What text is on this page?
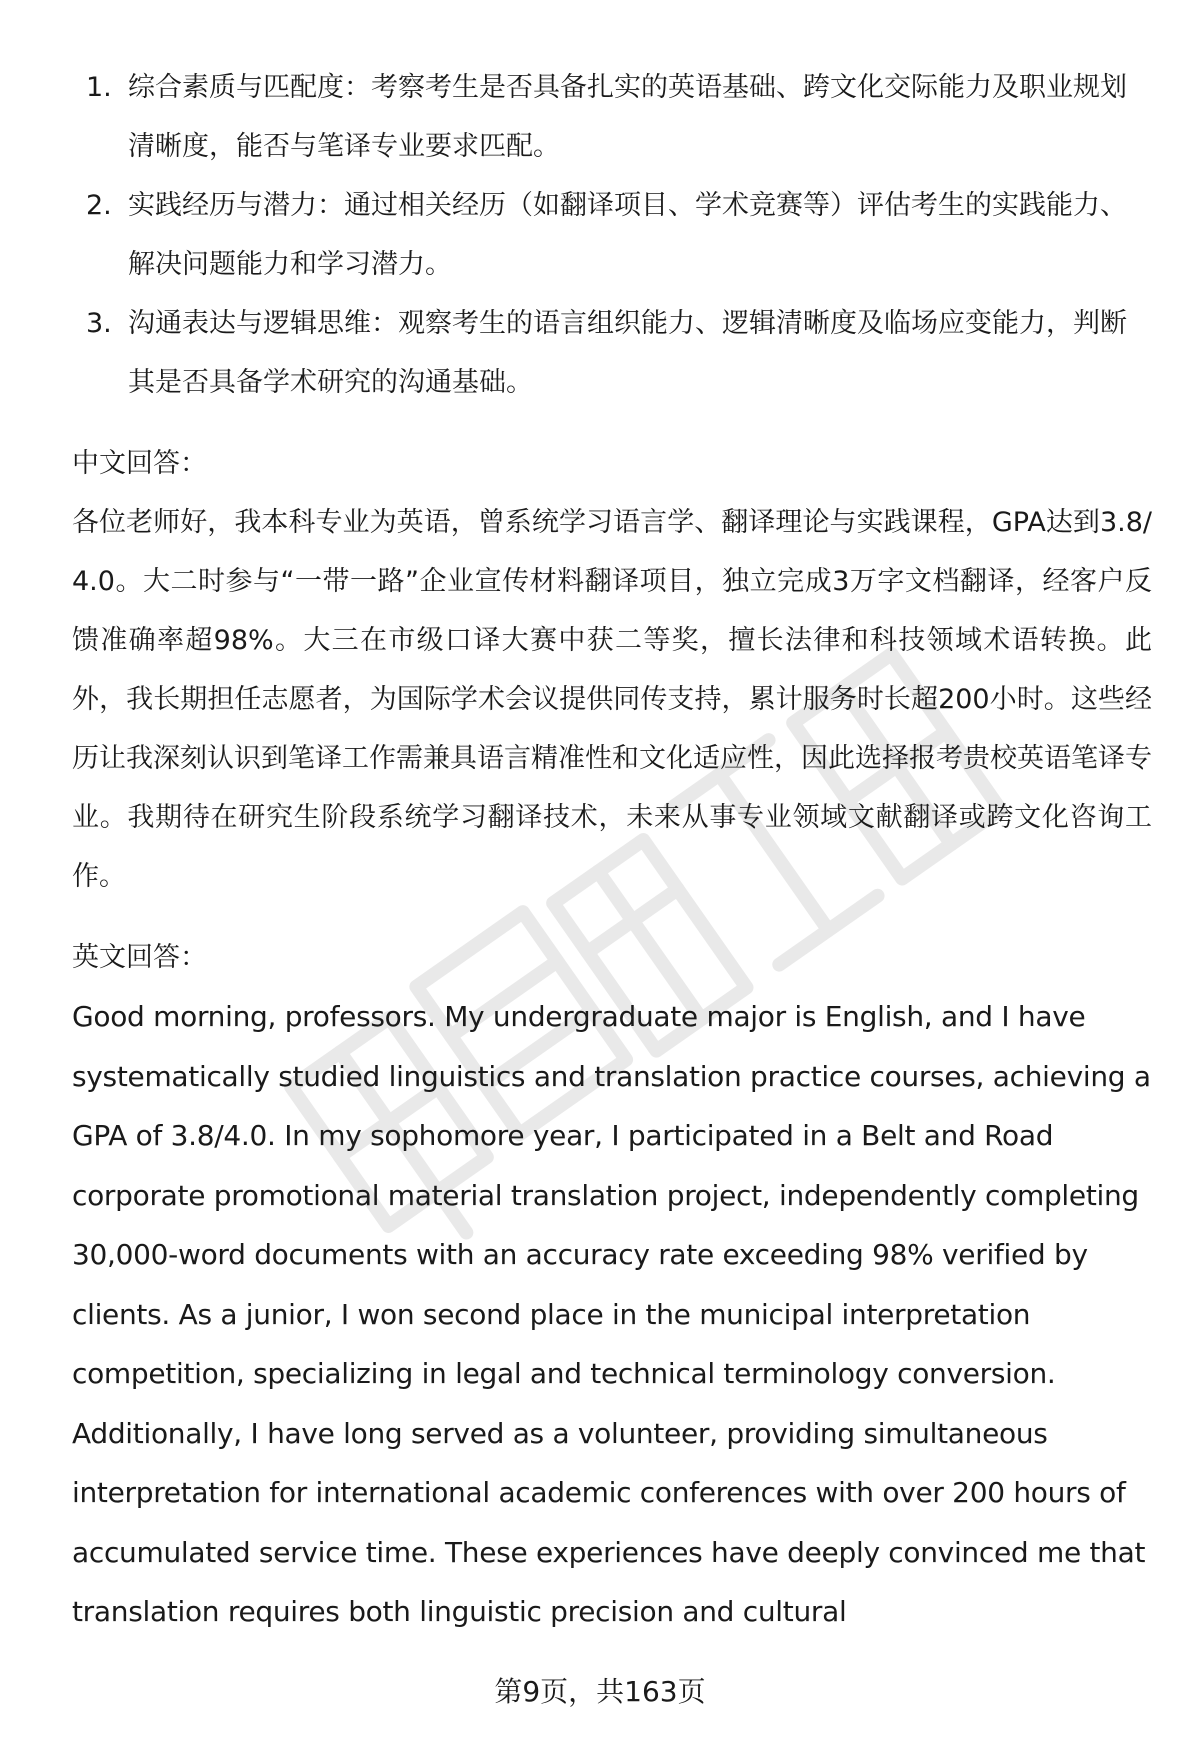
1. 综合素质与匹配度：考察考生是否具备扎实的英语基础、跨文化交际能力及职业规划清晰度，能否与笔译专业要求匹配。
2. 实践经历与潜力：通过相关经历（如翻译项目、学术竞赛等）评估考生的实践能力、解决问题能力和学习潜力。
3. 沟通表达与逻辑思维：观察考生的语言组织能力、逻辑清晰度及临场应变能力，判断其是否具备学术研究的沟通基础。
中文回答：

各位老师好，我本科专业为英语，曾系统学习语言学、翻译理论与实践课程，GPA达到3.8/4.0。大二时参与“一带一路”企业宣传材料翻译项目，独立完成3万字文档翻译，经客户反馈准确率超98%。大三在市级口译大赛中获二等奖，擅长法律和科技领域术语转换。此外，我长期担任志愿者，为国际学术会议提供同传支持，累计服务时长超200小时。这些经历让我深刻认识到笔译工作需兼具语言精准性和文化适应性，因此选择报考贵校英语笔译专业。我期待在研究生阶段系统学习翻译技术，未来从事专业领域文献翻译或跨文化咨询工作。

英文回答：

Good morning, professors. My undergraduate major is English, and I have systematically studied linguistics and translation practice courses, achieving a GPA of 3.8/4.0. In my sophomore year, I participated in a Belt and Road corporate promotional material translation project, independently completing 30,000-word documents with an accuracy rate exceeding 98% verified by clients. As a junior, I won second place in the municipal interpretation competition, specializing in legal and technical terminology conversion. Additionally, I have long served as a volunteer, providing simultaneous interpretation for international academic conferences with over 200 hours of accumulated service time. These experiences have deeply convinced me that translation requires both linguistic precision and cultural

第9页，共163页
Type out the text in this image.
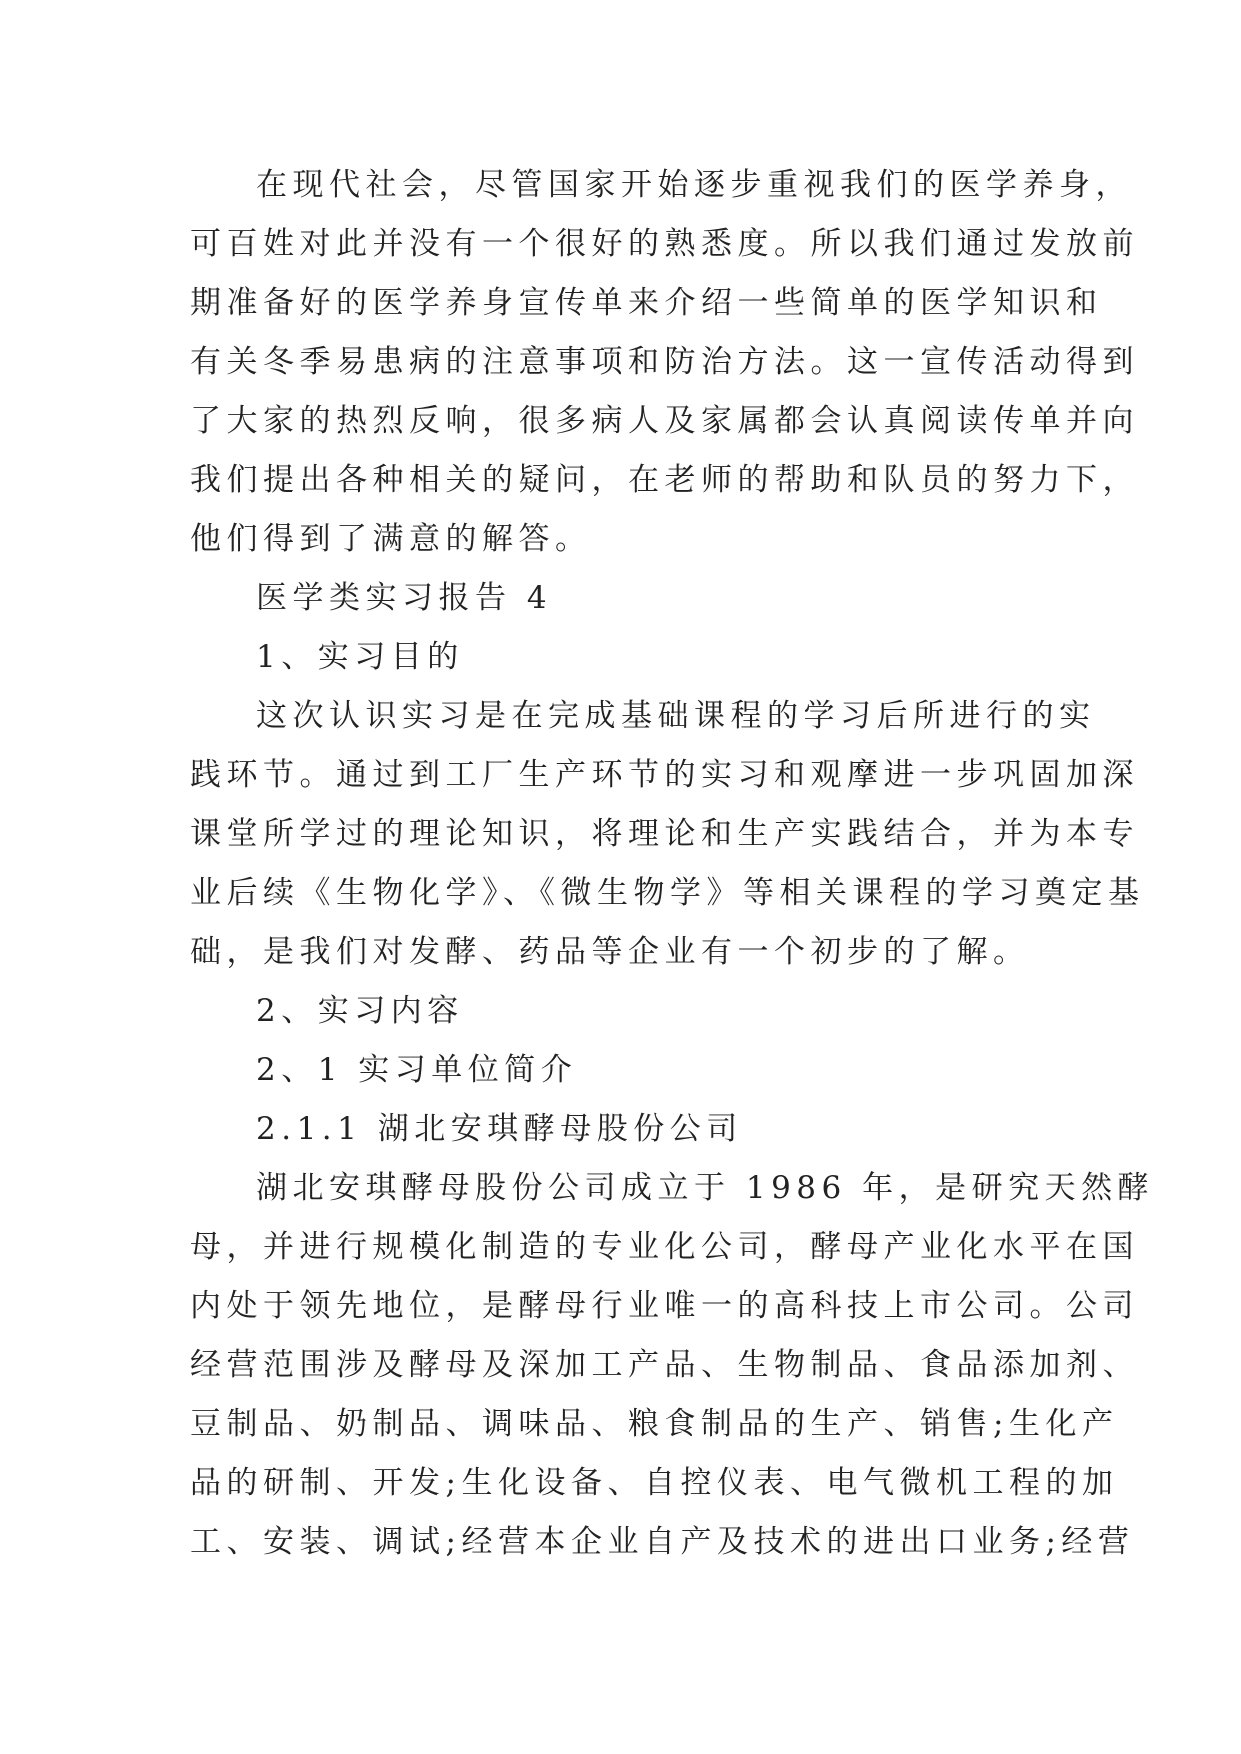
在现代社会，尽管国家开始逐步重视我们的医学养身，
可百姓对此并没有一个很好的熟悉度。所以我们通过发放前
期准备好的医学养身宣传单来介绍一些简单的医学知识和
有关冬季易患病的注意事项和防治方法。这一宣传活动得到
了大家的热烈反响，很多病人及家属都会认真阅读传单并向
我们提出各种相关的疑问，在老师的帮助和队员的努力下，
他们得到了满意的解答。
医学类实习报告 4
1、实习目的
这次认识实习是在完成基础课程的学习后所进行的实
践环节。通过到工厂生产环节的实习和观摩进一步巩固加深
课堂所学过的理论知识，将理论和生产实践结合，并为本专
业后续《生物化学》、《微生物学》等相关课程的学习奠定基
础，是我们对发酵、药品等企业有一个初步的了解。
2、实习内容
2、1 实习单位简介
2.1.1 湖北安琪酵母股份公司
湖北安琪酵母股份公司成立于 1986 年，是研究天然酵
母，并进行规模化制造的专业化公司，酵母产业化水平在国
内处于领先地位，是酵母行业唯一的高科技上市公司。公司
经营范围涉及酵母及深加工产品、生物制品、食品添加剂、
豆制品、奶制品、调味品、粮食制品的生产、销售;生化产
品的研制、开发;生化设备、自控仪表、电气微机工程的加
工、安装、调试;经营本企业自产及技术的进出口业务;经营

########################################

Note how many lines in the material hold the word "this", and give that number with nothing added.

2